## Task instructions
Scan the listing below and copy every line holding "ffffff".

## Dataset excerpts
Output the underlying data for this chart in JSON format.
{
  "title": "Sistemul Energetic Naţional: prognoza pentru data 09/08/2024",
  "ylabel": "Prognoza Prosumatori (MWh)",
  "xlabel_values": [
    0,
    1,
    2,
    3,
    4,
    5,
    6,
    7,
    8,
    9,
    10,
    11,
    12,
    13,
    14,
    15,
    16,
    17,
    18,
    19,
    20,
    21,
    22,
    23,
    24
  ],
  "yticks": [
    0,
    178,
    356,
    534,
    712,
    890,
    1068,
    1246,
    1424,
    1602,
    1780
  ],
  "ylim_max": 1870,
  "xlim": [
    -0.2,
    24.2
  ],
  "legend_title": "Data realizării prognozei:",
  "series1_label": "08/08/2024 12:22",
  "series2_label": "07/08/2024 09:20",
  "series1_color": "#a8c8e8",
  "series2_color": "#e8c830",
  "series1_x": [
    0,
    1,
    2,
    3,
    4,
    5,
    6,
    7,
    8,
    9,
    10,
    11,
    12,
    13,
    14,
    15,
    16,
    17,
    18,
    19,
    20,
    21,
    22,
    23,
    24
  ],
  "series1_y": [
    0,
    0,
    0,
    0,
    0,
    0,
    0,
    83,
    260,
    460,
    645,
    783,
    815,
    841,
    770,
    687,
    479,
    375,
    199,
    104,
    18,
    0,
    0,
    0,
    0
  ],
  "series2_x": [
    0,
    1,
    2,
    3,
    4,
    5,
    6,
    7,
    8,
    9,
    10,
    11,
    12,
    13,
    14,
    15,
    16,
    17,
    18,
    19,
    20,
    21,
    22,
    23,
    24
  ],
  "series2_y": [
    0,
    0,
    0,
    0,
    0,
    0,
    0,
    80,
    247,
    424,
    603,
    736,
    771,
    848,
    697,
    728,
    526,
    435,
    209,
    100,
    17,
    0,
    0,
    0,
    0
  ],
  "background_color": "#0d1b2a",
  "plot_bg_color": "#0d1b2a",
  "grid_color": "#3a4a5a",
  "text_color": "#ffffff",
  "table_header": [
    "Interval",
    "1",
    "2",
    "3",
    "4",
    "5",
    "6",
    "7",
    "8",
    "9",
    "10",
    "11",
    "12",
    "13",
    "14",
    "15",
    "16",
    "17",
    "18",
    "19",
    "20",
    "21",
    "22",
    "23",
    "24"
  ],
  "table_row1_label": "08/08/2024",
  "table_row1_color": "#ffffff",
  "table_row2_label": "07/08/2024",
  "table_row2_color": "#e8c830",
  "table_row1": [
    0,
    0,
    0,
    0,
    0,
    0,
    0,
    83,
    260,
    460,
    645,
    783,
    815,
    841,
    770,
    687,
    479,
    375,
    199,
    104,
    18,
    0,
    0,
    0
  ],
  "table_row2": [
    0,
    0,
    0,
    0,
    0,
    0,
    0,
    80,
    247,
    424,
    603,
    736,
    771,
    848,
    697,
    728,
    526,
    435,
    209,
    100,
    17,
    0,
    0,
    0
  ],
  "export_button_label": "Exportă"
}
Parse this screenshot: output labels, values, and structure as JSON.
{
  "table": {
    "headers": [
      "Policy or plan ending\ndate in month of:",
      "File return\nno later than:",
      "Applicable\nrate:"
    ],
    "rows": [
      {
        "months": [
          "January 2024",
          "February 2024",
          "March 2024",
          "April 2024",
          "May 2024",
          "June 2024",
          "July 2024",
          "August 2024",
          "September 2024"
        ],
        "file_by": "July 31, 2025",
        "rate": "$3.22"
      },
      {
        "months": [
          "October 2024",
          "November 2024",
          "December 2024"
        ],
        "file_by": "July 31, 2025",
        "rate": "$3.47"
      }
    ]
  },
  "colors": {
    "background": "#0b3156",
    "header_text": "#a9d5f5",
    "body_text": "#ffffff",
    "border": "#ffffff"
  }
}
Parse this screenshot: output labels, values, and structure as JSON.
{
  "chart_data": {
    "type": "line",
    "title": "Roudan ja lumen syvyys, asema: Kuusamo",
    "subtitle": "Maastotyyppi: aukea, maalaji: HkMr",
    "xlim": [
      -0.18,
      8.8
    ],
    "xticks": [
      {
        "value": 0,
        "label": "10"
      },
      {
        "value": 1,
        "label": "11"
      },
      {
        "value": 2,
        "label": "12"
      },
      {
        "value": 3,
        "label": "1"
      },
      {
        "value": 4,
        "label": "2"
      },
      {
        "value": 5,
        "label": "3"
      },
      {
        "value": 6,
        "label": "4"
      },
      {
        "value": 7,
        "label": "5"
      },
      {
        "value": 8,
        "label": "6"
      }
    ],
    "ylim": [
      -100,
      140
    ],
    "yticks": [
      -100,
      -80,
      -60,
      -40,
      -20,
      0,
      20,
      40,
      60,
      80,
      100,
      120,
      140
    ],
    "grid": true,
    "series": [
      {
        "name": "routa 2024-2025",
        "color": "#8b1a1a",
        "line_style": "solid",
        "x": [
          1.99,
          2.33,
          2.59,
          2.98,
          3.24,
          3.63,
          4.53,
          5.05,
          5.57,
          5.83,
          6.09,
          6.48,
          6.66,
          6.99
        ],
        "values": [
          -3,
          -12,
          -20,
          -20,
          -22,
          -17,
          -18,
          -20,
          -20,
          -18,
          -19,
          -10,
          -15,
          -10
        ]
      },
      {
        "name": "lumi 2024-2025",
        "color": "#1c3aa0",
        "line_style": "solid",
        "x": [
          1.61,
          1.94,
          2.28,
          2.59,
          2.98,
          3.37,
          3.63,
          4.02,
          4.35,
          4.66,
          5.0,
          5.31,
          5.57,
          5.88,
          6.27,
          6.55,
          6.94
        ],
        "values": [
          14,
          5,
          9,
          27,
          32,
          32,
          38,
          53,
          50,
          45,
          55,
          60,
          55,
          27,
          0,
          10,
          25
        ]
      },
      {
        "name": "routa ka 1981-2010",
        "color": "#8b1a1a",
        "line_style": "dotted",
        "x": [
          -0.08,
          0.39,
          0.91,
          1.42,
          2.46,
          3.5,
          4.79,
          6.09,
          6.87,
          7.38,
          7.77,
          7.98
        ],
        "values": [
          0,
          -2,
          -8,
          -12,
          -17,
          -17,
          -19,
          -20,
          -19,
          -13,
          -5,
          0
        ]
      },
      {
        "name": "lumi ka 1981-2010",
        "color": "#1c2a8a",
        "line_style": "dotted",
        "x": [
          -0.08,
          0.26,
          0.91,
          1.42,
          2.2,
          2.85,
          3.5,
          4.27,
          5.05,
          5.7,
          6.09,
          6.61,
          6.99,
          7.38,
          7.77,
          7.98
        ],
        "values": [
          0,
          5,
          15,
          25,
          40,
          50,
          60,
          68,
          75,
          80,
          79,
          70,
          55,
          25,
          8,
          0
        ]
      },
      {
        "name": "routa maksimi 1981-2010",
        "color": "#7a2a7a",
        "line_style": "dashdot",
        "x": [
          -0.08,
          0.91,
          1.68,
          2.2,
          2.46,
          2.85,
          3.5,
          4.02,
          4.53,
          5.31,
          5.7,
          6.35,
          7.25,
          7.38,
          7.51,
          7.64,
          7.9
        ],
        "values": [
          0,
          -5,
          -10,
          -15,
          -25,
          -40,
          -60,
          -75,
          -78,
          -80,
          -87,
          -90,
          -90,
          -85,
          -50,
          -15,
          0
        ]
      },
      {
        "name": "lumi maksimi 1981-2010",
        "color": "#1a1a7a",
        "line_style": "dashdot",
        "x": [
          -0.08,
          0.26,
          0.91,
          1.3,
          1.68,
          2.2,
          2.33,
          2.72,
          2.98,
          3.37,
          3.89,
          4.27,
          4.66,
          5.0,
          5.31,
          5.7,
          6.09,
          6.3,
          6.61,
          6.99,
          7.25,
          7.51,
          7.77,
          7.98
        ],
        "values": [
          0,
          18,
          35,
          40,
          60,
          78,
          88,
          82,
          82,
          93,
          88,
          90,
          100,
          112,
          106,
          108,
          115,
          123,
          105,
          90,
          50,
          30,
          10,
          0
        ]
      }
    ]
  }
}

## Response
  "text_color": "#ffffff",
  "table_row1_color": "#ffffff",
    "body_text": "#ffffff",
    "border": "#ffffff"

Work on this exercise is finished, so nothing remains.